[Figure content listings]
------------

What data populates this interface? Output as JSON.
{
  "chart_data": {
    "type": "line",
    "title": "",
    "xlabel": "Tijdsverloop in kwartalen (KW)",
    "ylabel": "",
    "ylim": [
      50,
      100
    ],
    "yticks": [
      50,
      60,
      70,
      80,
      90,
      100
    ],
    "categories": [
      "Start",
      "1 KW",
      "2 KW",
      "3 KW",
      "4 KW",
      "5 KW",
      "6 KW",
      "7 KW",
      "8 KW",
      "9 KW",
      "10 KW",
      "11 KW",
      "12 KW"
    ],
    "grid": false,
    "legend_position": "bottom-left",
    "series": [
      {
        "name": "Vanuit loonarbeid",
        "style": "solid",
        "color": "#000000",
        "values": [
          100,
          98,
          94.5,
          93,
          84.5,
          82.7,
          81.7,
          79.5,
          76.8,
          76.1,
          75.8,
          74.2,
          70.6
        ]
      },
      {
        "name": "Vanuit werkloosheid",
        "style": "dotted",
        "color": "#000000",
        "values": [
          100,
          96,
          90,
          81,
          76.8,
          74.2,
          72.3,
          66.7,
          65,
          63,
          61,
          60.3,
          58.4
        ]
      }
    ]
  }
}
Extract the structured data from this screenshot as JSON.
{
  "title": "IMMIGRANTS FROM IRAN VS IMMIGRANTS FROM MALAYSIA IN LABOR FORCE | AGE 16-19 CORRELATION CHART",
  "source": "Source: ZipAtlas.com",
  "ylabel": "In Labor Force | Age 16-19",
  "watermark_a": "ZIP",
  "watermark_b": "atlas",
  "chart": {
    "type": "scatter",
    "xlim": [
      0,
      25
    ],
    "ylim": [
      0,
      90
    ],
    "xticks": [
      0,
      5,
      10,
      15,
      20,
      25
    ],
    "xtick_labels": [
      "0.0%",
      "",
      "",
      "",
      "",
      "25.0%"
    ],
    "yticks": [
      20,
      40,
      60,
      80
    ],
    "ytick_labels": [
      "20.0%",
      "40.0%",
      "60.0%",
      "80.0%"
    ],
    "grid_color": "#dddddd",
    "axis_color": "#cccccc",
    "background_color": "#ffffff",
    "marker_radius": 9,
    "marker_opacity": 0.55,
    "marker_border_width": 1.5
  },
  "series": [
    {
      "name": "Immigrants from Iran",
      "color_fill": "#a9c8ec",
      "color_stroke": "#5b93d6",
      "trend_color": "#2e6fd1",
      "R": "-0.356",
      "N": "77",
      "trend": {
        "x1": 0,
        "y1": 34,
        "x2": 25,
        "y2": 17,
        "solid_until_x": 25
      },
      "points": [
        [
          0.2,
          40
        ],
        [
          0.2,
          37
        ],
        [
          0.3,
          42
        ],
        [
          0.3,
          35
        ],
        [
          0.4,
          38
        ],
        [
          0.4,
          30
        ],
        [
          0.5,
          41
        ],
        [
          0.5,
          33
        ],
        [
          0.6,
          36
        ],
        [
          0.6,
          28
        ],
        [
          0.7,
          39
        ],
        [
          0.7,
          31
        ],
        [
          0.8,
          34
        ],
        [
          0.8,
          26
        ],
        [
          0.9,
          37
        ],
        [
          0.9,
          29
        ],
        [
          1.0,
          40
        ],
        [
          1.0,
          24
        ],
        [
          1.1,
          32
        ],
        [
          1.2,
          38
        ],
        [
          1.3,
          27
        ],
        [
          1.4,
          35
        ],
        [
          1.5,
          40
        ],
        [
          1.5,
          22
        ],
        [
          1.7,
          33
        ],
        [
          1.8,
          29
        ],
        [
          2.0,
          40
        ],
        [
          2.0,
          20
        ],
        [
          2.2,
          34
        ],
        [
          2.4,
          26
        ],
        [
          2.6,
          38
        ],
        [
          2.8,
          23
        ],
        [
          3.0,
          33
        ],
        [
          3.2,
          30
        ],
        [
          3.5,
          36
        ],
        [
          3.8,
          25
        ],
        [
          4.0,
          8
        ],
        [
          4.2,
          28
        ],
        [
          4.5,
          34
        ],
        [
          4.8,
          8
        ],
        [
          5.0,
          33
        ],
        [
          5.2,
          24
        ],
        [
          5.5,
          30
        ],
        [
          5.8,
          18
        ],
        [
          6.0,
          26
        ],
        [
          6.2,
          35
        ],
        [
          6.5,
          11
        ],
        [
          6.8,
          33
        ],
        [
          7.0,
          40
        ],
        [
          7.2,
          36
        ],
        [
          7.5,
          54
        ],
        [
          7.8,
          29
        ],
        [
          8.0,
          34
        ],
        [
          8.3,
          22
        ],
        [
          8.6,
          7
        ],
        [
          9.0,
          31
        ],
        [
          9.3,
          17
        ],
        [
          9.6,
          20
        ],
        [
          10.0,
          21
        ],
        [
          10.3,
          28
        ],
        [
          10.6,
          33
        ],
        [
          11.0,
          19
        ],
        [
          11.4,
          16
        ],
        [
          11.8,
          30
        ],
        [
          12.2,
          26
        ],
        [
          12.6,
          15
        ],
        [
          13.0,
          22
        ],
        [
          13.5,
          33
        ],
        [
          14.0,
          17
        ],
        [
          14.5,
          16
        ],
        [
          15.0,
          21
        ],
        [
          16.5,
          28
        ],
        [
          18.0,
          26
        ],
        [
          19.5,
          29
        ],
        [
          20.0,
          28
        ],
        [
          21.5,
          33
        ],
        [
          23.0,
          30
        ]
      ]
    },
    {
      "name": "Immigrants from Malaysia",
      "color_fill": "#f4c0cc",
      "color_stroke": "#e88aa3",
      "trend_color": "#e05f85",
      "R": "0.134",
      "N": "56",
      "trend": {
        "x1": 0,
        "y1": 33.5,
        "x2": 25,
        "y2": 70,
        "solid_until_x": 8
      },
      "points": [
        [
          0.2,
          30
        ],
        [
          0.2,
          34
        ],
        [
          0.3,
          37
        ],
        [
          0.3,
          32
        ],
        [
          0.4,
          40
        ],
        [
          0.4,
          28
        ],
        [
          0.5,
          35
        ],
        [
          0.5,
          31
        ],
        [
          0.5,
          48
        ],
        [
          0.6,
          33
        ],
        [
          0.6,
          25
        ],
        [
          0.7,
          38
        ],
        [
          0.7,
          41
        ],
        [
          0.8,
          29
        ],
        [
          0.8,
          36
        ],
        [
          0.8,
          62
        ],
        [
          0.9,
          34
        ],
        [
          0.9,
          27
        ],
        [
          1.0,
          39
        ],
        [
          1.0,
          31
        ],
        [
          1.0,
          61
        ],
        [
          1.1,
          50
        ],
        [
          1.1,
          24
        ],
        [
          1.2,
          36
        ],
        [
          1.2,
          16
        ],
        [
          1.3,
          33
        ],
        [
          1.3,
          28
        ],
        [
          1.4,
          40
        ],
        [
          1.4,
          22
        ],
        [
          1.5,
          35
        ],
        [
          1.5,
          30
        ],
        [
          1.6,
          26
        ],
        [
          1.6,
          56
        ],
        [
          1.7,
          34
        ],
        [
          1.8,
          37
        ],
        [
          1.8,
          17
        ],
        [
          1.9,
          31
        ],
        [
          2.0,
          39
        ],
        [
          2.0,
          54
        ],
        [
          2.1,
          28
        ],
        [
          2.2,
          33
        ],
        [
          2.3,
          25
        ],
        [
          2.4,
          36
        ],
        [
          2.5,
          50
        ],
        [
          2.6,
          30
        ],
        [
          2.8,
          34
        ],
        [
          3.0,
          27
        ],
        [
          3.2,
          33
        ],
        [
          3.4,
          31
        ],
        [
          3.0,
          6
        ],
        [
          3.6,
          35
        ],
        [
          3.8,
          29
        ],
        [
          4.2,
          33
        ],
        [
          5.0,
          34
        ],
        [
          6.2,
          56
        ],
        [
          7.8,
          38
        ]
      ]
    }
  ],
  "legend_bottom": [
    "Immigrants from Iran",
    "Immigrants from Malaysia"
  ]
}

------------

**Directions for this task**
All of the entries above need to be reproduced exactly.

**Response for this exercise**
What data populates this interface? Output as JSON.
{
  "chart_data": {
    "type": "line",
    "title": "",
    "xlabel": "Tijdsverloop in kwartalen (KW)",
    "ylabel": "",
    "ylim": [
      50,
      100
    ],
    "yticks": [
      50,
      60,
      70,
      80,
      90,
      100
    ],
    "categories": [
      "Start",
      "1 KW",
      "2 KW",
      "3 KW",
      "4 KW",
      "5 KW",
      "6 KW",
      "7 KW",
      "8 KW",
      "9 KW",
      "10 KW",
      "11 KW",
      "12 KW"
    ],
    "grid": false,
    "legend_position": "bottom-left",
    "series": [
      {
        "name": "Vanuit loonarbeid",
        "style": "solid",
        "color": "#000000",
        "values": [
          100,
          98,
          94.5,
          93,
          84.5,
          82.7,
          81.7,
          79.5,
          76.8,
          76.1,
          75.8,
          74.2,
          70.6
        ]
      },
      {
        "name": "Vanuit werkloosheid",
        "style": "dotted",
        "color": "#000000",
        "values": [
          100,
          96,
          90,
          81,
          76.8,
          74.2,
          72.3,
          66.7,
          65,
          63,
          61,
          60.3,
          58.4
        ]
      }
    ]
  }
}
Extract the structured data from this screenshot as JSON.
{
  "title": "IMMIGRANTS FROM IRAN VS IMMIGRANTS FROM MALAYSIA IN LABOR FORCE | AGE 16-19 CORRELATION CHART",
  "source": "Source: ZipAtlas.com",
  "ylabel": "In Labor Force | Age 16-19",
  "watermark_a": "ZIP",
  "watermark_b": "atlas",
  "chart": {
    "type": "scatter",
    "xlim": [
      0,
      25
    ],
    "ylim": [
      0,
      90
    ],
    "xticks": [
      0,
      5,
      10,
      15,
      20,
      25
    ],
    "xtick_labels": [
      "0.0%",
      "",
      "",
      "",
      "",
      "25.0%"
    ],
    "yticks": [
      20,
      40,
      60,
      80
    ],
    "ytick_labels": [
      "20.0%",
      "40.0%",
      "60.0%",
      "80.0%"
    ],
    "grid_color": "#dddddd",
    "axis_color": "#cccccc",
    "background_color": "#ffffff",
    "marker_radius": 9,
    "marker_opacity": 0.55,
    "marker_border_width": 1.5
  },
  "series": [
    {
      "name": "Immigrants from Iran",
      "color_fill": "#a9c8ec",
      "color_stroke": "#5b93d6",
      "trend_color": "#2e6fd1",
      "R": "-0.356",
      "N": "77",
      "trend": {
        "x1": 0,
        "y1": 34,
        "x2": 25,
        "y2": 17,
        "solid_until_x": 25
      },
      "points": [
        [
          0.2,
          40
        ],
        [
          0.2,
          37
        ],
        [
          0.3,
          42
        ],
        [
          0.3,
          35
        ],
        [
          0.4,
          38
        ],
        [
          0.4,
          30
        ],
        [
          0.5,
          41
        ],
        [
          0.5,
          33
        ],
        [
          0.6,
          36
        ],
        [
          0.6,
          28
        ],
        [
          0.7,
          39
        ],
        [
          0.7,
          31
        ],
        [
          0.8,
          34
        ],
        [
          0.8,
          26
        ],
        [
          0.9,
          37
        ],
        [
          0.9,
          29
        ],
        [
          1.0,
          40
        ],
        [
          1.0,
          24
        ],
        [
          1.1,
          32
        ],
        [
          1.2,
          38
        ],
        [
          1.3,
          27
        ],
        [
          1.4,
          35
        ],
        [
          1.5,
          40
        ],
        [
          1.5,
          22
        ],
        [
          1.7,
          33
        ],
        [
          1.8,
          29
        ],
        [
          2.0,
          40
        ],
        [
          2.0,
          20
        ],
        [
          2.2,
          34
        ],
        [
          2.4,
          26
        ],
        [
          2.6,
          38
        ],
        [
          2.8,
          23
        ],
        [
          3.0,
          33
        ],
        [
          3.2,
          30
        ],
        [
          3.5,
          36
        ],
        [
          3.8,
          25
        ],
        [
          4.0,
          8
        ],
        [
          4.2,
          28
        ],
        [
          4.5,
          34
        ],
        [
          4.8,
          8
        ],
        [
          5.0,
          33
        ],
        [
          5.2,
          24
        ],
        [
          5.5,
          30
        ],
        [
          5.8,
          18
        ],
        [
          6.0,
          26
        ],
        [
          6.2,
          35
        ],
        [
          6.5,
          11
        ],
        [
          6.8,
          33
        ],
        [
          7.0,
          40
        ],
        [
          7.2,
          36
        ],
        [
          7.5,
          54
        ],
        [
          7.8,
          29
        ],
        [
          8.0,
          34
        ],
        [
          8.3,
          22
        ],
        [
          8.6,
          7
        ],
        [
          9.0,
          31
        ],
        [
          9.3,
          17
        ],
        [
          9.6,
          20
        ],
        [
          10.0,
          21
        ],
        [
          10.3,
          28
        ],
        [
          10.6,
          33
        ],
        [
          11.0,
          19
        ],
        [
          11.4,
          16
        ],
        [
          11.8,
          30
        ],
        [
          12.2,
          26
        ],
        [
          12.6,
          15
        ],
        [
          13.0,
          22
        ],
        [
          13.5,
          33
        ],
        [
          14.0,
          17
        ],
        [
          14.5,
          16
        ],
        [
          15.0,
          21
        ],
        [
          16.5,
          28
        ],
        [
          18.0,
          26
        ],
        [
          19.5,
          29
        ],
        [
          20.0,
          28
        ],
        [
          21.5,
          33
        ],
        [
          23.0,
          30
        ]
      ]
    },
    {
      "name": "Immigrants from Malaysia",
      "color_fill": "#f4c0cc",
      "color_stroke": "#e88aa3",
      "trend_color": "#e05f85",
      "R": "0.134",
      "N": "56",
      "trend": {
        "x1": 0,
        "y1": 33.5,
        "x2": 25,
        "y2": 70,
        "solid_until_x": 8
      },
      "points": [
        [
          0.2,
          30
        ],
        [
          0.2,
          34
        ],
        [
          0.3,
          37
        ],
        [
          0.3,
          32
        ],
        [
          0.4,
          40
        ],
        [
          0.4,
          28
        ],
        [
          0.5,
          35
        ],
        [
          0.5,
          31
        ],
        [
          0.5,
          48
        ],
        [
          0.6,
          33
        ],
        [
          0.6,
          25
        ],
        [
          0.7,
          38
        ],
        [
          0.7,
          41
        ],
        [
          0.8,
          29
        ],
        [
          0.8,
          36
        ],
        [
          0.8,
          62
        ],
        [
          0.9,
          34
        ],
        [
          0.9,
          27
        ],
        [
          1.0,
          39
        ],
        [
          1.0,
          31
        ],
        [
          1.0,
          61
        ],
        [
          1.1,
          50
        ],
        [
          1.1,
          24
        ],
        [
          1.2,
          36
        ],
        [
          1.2,
          16
        ],
        [
          1.3,
          33
        ],
        [
          1.3,
          28
        ],
        [
          1.4,
          40
        ],
        [
          1.4,
          22
        ],
        [
          1.5,
          35
        ],
        [
          1.5,
          30
        ],
        [
          1.6,
          26
        ],
        [
          1.6,
          56
        ],
        [
          1.7,
          34
        ],
        [
          1.8,
          37
        ],
        [
          1.8,
          17
        ],
        [
          1.9,
          31
        ],
        [
          2.0,
          39
        ],
        [
          2.0,
          54
        ],
        [
          2.1,
          28
        ],
        [
          2.2,
          33
        ],
        [
          2.3,
          25
        ],
        [
          2.4,
          36
        ],
        [
          2.5,
          50
        ],
        [
          2.6,
          30
        ],
        [
          2.8,
          34
        ],
        [
          3.0,
          27
        ],
        [
          3.2,
          33
        ],
        [
          3.4,
          31
        ],
        [
          3.0,
          6
        ],
        [
          3.6,
          35
        ],
        [
          3.8,
          29
        ],
        [
          4.2,
          33
        ],
        [
          5.0,
          34
        ],
        [
          6.2,
          56
        ],
        [
          7.8,
          38
        ]
      ]
    }
  ],
  "legend_bottom": [
    "Immigrants from Iran",
    "Immigrants from Malaysia"
  ]
}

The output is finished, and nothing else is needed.